**Exercise details**. Copy, in full, each line of the material that holds the word "xliv".

**Materials provided**.
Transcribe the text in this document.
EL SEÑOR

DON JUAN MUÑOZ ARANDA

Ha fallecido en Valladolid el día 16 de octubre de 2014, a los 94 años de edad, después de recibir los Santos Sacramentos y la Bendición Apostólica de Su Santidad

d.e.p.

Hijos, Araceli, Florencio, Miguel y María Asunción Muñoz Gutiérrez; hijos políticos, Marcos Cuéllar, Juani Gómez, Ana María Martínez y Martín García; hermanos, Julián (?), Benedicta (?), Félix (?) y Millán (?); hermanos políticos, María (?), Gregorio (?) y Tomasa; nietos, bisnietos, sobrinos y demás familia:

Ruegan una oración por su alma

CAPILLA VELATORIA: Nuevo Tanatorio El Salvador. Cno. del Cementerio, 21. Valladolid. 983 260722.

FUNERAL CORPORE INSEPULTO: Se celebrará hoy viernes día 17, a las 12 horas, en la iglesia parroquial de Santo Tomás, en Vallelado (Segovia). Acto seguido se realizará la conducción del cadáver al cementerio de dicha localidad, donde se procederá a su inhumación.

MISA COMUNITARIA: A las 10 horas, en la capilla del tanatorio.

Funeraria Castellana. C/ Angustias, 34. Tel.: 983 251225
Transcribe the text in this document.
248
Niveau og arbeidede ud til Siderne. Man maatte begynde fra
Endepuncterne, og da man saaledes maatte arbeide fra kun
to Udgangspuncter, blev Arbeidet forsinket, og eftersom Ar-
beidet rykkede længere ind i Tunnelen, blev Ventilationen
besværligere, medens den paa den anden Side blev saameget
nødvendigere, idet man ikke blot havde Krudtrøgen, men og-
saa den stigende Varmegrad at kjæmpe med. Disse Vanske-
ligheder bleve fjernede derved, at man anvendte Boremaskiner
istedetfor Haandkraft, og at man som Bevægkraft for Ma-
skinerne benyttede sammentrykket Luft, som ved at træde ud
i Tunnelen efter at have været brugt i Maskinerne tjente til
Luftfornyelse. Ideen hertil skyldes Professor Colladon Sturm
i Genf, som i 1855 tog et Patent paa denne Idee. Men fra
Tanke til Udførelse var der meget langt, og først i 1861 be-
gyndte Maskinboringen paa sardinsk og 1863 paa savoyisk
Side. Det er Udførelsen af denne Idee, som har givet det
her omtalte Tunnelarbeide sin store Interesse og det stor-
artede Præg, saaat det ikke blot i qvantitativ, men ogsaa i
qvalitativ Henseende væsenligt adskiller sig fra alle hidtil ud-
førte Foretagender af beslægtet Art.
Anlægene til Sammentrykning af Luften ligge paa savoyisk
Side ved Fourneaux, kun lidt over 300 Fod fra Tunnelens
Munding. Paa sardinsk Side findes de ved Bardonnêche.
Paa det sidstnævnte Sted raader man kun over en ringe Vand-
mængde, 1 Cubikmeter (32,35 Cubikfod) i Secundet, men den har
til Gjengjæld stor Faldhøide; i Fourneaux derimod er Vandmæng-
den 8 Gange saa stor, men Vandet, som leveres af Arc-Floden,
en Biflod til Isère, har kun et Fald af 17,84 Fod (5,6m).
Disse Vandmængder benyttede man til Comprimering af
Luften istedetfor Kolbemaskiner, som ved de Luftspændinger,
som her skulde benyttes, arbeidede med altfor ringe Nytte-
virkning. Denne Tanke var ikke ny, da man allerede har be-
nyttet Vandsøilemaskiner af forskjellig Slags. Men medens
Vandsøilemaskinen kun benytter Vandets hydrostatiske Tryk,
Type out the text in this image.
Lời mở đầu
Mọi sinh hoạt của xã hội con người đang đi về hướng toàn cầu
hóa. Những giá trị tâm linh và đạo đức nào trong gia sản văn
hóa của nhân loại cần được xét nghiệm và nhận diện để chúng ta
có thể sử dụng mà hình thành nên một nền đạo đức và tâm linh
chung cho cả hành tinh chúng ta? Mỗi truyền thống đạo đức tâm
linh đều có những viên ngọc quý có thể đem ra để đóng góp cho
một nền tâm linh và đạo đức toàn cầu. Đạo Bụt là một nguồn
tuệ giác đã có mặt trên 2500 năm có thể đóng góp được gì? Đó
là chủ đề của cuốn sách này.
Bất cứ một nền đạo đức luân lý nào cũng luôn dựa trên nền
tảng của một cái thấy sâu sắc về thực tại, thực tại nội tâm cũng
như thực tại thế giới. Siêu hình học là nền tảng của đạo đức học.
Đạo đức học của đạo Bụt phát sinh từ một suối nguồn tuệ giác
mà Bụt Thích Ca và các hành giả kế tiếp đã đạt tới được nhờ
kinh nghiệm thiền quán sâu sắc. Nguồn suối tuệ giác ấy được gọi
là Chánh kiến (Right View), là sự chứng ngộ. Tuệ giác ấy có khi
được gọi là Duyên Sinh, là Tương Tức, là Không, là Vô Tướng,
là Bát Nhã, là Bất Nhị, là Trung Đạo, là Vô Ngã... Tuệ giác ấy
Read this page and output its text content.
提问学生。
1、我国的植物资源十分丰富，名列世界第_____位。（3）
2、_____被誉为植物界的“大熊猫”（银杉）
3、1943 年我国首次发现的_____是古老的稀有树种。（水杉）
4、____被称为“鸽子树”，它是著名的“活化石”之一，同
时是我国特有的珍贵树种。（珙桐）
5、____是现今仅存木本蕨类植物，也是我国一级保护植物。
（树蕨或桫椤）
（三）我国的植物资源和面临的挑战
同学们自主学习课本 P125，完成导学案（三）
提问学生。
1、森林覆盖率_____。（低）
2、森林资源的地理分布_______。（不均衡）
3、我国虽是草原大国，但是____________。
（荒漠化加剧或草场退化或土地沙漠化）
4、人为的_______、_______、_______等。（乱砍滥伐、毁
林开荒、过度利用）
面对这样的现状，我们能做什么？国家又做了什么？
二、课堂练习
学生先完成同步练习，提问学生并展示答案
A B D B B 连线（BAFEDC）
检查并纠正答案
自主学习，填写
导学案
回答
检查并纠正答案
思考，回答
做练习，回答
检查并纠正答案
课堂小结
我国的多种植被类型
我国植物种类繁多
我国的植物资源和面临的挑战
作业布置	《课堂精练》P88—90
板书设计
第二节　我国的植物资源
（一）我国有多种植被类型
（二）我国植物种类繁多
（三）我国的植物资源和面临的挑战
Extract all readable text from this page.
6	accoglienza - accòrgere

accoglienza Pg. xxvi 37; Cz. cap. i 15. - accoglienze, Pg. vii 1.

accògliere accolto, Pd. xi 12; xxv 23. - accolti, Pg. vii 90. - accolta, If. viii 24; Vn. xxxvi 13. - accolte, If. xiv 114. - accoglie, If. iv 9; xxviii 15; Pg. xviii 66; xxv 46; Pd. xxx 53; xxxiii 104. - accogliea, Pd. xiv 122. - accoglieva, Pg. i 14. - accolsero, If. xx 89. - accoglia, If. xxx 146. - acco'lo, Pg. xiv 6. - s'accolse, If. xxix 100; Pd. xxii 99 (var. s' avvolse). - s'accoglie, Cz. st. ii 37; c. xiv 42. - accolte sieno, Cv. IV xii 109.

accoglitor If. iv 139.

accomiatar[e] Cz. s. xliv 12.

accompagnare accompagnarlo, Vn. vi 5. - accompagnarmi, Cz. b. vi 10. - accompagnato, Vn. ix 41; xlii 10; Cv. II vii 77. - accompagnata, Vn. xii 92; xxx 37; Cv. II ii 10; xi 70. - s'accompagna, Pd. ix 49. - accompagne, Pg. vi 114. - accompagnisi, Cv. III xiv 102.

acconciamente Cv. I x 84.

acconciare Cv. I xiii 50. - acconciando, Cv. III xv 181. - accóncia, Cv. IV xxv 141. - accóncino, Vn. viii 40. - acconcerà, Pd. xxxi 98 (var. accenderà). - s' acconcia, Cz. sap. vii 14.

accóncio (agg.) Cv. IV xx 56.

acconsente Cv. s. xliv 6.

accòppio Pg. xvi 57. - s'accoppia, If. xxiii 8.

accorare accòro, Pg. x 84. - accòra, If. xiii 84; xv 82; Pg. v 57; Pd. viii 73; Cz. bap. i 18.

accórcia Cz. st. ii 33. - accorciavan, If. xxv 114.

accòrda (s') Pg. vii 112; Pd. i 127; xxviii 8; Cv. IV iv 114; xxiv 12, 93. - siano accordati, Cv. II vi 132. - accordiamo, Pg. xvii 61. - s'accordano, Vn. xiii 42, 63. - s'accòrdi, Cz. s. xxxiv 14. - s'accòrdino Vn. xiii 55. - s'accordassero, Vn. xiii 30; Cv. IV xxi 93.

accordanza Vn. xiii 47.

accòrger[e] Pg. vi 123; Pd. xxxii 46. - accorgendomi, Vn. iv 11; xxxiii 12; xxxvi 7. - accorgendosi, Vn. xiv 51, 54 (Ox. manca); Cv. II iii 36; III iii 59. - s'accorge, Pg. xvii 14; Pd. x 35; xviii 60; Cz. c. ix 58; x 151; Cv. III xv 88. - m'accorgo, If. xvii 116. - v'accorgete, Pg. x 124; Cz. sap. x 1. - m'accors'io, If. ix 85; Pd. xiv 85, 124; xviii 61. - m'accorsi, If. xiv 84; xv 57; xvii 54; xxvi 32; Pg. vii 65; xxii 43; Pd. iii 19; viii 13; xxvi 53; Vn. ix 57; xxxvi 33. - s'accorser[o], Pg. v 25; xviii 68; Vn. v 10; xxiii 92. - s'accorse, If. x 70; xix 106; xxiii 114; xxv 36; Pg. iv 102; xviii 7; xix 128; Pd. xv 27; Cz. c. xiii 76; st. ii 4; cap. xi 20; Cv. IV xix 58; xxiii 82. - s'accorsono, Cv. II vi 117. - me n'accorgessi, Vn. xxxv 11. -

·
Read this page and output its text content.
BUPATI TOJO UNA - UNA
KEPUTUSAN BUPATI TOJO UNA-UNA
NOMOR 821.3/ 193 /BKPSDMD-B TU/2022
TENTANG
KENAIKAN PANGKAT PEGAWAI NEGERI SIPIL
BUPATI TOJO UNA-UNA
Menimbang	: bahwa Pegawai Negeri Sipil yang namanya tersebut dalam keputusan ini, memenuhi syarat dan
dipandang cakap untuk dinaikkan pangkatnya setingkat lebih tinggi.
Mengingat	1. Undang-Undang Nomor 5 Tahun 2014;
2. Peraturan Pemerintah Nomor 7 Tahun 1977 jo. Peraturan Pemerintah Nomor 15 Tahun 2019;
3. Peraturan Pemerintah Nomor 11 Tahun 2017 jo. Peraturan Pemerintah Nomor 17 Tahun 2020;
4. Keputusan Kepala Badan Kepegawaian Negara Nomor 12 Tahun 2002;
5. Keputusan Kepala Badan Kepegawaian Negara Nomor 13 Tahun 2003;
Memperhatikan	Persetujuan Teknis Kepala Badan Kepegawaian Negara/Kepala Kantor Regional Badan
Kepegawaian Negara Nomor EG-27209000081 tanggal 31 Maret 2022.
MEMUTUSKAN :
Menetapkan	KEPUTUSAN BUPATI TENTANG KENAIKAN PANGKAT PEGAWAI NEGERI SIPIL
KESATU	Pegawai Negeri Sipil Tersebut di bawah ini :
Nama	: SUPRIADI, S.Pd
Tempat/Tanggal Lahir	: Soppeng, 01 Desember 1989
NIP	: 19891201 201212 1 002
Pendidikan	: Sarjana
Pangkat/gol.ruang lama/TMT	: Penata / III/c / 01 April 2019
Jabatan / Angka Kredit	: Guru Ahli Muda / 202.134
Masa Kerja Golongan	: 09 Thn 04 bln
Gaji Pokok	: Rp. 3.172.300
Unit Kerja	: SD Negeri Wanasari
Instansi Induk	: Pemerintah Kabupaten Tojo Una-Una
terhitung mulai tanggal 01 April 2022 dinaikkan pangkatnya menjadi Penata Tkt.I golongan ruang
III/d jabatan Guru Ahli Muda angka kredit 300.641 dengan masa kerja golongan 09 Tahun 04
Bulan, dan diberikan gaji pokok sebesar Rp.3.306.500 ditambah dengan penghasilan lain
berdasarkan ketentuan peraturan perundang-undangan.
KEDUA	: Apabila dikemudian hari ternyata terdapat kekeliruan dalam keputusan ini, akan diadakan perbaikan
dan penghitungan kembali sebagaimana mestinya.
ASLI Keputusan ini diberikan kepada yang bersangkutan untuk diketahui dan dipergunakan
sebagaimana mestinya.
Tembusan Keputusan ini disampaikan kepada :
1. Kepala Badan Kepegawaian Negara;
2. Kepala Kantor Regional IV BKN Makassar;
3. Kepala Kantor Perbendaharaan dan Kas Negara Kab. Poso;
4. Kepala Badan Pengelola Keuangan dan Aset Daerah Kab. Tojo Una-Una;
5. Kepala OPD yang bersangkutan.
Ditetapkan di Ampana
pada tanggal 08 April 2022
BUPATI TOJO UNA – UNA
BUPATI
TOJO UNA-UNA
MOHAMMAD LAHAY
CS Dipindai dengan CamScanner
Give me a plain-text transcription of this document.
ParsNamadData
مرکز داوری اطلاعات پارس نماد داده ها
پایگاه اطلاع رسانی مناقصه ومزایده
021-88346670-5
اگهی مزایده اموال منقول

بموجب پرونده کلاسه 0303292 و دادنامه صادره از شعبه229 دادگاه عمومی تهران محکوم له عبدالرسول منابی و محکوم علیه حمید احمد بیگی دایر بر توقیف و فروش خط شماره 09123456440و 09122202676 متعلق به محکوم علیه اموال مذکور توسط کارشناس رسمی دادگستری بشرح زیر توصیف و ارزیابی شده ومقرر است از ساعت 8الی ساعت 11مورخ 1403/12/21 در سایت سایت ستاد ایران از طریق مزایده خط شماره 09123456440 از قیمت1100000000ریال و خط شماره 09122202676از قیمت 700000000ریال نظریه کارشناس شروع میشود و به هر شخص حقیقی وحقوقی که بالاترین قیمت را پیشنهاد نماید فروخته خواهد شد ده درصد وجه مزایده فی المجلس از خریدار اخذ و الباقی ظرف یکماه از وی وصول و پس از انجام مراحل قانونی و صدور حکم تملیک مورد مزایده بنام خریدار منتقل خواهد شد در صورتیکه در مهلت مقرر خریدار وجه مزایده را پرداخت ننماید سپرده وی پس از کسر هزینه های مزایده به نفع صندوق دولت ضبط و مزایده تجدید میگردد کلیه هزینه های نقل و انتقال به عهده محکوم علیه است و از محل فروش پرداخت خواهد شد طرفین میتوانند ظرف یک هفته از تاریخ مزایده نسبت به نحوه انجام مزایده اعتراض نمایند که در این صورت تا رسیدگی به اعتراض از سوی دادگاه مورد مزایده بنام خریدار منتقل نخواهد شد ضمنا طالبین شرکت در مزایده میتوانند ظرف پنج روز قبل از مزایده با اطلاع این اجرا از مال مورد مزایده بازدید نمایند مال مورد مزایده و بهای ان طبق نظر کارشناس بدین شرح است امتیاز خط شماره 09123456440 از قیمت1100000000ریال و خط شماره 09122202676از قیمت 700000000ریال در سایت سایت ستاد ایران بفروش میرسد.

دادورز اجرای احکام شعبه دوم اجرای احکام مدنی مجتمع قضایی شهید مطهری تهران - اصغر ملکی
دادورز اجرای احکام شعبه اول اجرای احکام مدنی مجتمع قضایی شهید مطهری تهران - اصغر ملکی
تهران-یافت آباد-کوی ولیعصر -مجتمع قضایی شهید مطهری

**Response to this task**.
accomiatar[e] Cz. s. xliv 12.
acconsente Cv. s. xliv 6.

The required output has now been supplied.